• [INFORMATION GIVEN]

______

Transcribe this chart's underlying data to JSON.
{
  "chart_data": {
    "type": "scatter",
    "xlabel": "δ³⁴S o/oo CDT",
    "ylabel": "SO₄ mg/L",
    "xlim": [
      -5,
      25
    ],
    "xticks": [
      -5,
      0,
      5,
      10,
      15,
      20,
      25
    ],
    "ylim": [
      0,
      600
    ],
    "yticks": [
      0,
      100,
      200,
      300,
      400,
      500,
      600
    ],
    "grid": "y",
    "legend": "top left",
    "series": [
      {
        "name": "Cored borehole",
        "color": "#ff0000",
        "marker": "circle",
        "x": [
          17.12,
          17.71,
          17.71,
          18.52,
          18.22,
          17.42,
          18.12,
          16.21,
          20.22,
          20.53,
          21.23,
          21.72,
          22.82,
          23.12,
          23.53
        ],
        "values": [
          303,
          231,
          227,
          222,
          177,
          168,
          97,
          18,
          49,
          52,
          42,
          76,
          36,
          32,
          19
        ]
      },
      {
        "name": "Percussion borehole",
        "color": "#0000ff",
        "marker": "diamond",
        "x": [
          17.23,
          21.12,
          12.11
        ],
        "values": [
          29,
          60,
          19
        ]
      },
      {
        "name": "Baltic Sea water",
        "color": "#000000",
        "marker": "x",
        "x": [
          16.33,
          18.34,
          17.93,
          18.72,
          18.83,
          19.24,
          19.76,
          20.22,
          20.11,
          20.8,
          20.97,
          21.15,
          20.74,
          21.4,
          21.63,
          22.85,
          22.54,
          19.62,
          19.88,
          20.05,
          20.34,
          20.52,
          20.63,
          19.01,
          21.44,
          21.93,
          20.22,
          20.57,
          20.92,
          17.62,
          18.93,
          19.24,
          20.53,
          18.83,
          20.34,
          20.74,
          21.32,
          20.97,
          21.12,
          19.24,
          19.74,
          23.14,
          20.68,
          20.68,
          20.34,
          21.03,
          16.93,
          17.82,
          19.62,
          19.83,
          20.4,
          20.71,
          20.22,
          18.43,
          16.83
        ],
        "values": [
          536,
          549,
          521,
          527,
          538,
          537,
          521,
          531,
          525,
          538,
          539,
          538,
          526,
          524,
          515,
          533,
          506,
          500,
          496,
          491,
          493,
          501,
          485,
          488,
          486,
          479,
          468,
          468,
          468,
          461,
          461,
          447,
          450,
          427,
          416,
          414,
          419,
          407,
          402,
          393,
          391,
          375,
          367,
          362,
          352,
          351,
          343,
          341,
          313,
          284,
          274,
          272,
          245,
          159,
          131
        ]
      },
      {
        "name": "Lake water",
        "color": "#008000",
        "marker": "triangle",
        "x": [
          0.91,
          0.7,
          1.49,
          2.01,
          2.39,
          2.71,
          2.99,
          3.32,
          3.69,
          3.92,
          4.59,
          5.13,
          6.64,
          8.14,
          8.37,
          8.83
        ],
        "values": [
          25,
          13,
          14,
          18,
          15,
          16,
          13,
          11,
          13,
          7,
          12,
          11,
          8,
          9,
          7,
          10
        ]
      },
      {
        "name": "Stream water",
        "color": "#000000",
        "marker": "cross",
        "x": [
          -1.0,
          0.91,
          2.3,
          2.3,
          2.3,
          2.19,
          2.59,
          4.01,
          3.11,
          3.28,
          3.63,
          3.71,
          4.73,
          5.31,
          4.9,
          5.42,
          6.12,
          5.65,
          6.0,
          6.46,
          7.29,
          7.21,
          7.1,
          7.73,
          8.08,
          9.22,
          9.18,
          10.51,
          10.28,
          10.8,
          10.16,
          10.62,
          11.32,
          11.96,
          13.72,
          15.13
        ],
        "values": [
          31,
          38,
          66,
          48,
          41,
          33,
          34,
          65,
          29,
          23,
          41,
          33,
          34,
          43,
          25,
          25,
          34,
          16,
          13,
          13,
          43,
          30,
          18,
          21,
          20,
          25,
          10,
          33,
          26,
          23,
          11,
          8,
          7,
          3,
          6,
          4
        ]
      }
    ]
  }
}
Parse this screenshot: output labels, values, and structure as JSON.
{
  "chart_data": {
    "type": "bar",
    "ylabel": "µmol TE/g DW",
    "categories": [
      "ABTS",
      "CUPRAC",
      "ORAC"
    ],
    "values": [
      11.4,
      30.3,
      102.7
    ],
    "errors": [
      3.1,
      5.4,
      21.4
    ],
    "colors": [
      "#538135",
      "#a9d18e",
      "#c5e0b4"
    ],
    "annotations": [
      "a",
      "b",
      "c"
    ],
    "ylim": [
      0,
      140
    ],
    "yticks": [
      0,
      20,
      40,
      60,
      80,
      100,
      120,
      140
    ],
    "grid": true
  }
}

______

• [CHALLENGE] Find all the lines containing "JSON" in the material, then copy them.

• [RESULT FOR THIS EXERCISE]
Transcribe this chart's underlying data to JSON.
Parse this screenshot: output labels, values, and structure as JSON.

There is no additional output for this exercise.